Challenge:
Read the listing and extract each line that includes the word "annotation".

Entries supplied:
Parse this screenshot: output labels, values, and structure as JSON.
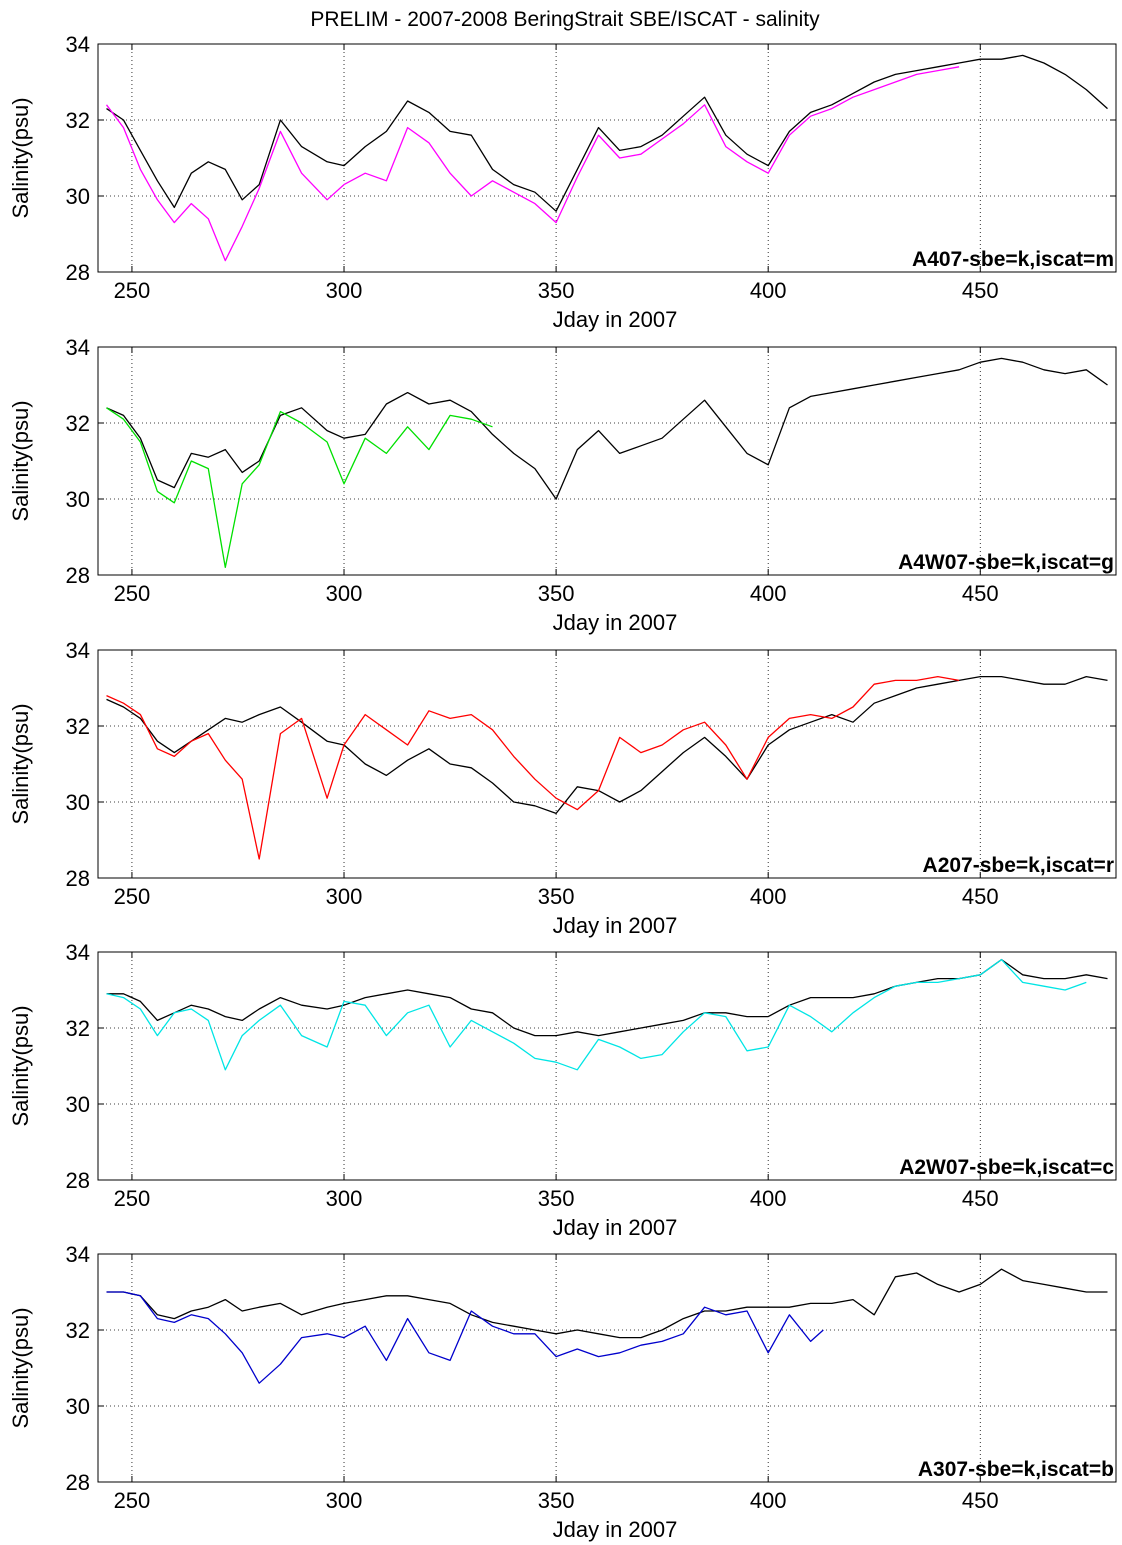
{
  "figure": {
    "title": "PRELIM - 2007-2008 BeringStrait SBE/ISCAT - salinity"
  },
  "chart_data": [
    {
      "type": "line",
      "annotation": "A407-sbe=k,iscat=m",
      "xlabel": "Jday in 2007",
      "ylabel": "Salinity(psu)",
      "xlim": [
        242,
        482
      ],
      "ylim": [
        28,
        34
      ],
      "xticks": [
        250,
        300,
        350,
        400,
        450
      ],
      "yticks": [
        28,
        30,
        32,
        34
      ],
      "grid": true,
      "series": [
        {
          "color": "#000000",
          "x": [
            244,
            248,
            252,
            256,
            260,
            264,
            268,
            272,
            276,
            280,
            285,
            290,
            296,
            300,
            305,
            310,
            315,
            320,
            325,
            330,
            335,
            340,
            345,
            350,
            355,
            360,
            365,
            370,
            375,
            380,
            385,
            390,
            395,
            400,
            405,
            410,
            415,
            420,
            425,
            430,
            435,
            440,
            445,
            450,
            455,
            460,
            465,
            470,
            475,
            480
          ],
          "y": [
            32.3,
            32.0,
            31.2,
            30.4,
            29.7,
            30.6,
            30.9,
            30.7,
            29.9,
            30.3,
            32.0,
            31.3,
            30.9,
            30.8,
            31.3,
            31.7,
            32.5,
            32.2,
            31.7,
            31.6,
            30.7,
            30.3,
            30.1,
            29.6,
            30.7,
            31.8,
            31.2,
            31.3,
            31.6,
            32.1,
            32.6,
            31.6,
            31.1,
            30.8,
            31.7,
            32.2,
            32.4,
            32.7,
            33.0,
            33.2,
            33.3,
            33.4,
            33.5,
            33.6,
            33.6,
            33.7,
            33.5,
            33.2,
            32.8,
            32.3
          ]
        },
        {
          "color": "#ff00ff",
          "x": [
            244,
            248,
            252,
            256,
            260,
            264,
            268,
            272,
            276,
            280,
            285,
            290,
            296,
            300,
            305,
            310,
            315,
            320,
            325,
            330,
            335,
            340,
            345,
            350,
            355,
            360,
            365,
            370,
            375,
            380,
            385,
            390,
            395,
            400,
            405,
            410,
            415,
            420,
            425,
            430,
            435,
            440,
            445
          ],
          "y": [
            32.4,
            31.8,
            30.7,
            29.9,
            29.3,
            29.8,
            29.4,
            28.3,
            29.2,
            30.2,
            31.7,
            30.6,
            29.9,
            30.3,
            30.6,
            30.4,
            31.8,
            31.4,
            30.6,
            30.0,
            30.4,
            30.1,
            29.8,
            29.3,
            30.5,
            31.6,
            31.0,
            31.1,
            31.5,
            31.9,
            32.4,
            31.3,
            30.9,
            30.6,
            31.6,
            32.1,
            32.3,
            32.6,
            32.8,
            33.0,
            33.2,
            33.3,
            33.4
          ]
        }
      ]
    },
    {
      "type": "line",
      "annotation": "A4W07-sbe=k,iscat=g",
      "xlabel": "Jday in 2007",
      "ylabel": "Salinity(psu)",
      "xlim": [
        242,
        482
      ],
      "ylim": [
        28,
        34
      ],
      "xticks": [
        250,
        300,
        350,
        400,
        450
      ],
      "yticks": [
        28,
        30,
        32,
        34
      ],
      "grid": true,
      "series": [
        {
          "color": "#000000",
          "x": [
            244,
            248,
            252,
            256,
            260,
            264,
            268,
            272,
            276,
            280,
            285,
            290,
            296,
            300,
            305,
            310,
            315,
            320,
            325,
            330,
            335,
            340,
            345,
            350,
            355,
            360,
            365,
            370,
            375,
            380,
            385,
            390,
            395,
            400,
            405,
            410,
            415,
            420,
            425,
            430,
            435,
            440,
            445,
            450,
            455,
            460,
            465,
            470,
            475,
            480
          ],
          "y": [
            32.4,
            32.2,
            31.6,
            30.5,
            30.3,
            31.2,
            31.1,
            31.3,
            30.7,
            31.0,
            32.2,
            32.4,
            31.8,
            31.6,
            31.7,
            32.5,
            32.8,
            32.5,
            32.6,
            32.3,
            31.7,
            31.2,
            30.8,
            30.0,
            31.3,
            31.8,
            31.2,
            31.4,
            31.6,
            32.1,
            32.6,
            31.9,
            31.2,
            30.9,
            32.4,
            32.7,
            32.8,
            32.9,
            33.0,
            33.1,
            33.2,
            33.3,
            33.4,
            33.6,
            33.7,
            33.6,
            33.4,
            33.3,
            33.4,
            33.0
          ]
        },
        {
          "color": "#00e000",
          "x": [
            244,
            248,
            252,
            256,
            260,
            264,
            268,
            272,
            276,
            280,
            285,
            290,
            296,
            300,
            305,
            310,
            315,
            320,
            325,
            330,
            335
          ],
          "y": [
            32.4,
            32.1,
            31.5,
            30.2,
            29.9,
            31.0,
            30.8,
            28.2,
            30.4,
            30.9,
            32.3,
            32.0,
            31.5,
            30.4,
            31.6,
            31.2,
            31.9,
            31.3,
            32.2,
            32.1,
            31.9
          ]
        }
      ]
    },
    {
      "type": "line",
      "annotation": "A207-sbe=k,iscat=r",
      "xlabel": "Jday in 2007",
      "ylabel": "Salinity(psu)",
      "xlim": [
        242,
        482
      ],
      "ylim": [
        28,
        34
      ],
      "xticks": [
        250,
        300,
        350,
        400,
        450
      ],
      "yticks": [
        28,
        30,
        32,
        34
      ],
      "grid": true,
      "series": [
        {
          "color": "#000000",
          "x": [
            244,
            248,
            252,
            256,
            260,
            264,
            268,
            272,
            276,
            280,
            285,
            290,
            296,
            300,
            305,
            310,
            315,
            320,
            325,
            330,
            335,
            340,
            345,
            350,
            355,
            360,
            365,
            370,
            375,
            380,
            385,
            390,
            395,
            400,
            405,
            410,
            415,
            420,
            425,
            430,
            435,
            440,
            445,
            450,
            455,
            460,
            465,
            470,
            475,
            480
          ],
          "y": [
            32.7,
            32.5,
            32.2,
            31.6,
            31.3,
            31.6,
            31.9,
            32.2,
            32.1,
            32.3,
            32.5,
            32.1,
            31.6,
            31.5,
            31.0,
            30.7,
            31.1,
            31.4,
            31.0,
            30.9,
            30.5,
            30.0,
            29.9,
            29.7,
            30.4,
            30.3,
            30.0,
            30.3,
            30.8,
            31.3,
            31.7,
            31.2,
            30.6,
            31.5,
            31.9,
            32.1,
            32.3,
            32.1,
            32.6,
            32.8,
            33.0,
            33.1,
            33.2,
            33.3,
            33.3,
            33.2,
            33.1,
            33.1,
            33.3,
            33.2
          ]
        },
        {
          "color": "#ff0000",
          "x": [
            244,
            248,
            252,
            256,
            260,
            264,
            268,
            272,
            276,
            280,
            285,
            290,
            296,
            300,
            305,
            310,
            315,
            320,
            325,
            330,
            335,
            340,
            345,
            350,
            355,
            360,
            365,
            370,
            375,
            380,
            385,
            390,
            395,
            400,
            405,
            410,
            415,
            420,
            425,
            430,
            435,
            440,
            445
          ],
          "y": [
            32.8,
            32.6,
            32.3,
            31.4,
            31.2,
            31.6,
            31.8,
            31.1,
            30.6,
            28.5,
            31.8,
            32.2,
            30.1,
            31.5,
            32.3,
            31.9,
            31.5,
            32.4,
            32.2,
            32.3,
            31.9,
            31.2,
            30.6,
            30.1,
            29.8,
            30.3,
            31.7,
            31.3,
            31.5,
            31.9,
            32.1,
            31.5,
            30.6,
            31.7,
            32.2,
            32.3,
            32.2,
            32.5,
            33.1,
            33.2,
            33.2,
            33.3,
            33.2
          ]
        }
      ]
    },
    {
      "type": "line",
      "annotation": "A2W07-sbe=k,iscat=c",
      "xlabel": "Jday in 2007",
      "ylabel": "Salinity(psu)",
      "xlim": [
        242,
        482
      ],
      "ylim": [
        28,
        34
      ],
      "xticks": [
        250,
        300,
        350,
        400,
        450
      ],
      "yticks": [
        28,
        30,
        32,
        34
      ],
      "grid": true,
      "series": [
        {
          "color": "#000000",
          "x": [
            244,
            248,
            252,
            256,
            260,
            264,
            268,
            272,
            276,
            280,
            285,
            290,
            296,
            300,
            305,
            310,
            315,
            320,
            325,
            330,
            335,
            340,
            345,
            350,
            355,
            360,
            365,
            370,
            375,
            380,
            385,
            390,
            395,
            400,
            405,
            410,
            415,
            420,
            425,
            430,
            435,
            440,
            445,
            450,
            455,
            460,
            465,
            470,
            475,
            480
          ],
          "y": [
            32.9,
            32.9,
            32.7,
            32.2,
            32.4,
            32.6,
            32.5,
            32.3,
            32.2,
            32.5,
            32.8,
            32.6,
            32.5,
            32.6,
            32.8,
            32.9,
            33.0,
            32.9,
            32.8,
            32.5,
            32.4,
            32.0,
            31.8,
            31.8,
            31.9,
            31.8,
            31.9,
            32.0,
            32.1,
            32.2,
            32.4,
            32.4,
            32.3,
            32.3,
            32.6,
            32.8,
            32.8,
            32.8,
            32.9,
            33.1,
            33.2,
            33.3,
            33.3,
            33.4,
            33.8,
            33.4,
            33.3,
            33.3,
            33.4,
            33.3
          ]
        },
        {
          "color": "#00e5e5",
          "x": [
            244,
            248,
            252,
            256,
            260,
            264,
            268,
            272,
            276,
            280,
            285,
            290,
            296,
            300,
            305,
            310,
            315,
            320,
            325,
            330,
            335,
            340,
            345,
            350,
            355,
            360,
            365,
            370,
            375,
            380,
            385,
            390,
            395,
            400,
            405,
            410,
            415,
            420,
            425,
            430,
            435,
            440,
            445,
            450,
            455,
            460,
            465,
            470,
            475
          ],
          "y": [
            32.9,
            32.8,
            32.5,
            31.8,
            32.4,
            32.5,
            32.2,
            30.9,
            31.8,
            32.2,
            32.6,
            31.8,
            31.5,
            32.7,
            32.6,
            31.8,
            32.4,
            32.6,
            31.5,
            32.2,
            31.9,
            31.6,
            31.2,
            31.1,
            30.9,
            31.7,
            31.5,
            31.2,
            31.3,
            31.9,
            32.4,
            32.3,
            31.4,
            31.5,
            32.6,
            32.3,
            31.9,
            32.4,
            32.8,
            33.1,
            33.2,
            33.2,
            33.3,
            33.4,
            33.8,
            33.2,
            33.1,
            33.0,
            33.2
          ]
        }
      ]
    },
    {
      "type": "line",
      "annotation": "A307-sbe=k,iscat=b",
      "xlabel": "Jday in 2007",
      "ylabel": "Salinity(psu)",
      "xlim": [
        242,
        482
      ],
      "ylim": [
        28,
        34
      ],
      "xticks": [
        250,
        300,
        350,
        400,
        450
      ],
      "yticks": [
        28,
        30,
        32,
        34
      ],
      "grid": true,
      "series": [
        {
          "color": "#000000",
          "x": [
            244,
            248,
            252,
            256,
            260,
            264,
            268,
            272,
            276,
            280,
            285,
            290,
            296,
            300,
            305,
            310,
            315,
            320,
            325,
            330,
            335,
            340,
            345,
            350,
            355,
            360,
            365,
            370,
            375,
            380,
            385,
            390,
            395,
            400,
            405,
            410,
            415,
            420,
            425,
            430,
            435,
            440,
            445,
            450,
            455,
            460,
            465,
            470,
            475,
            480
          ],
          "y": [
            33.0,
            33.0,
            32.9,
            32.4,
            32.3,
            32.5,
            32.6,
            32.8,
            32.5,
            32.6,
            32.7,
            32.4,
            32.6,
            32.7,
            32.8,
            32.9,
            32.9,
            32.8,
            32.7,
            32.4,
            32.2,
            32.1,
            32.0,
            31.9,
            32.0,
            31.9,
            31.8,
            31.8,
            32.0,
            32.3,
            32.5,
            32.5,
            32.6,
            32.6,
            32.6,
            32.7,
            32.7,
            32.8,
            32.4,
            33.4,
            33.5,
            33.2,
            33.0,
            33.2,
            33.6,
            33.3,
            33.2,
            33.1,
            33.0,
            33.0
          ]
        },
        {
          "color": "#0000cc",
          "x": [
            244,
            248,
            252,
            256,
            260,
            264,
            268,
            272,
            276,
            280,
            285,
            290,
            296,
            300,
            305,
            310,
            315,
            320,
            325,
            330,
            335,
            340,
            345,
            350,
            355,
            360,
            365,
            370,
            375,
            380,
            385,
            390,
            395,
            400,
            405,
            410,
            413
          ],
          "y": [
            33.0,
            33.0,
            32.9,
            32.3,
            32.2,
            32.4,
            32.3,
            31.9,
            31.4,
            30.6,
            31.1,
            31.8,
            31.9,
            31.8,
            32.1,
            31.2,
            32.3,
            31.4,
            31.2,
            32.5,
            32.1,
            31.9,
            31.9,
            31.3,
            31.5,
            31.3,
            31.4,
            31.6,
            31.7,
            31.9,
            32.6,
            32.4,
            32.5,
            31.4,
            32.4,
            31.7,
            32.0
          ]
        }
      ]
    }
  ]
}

Finished task:
      "annotation": "A407-sbe=k,iscat=m",
      "annotation": "A4W07-sbe=k,iscat=g",
      "annotation": "A207-sbe=k,iscat=r",
      "annotation": "A2W07-sbe=k,iscat=c",
      "annotation": "A307-sbe=k,iscat=b",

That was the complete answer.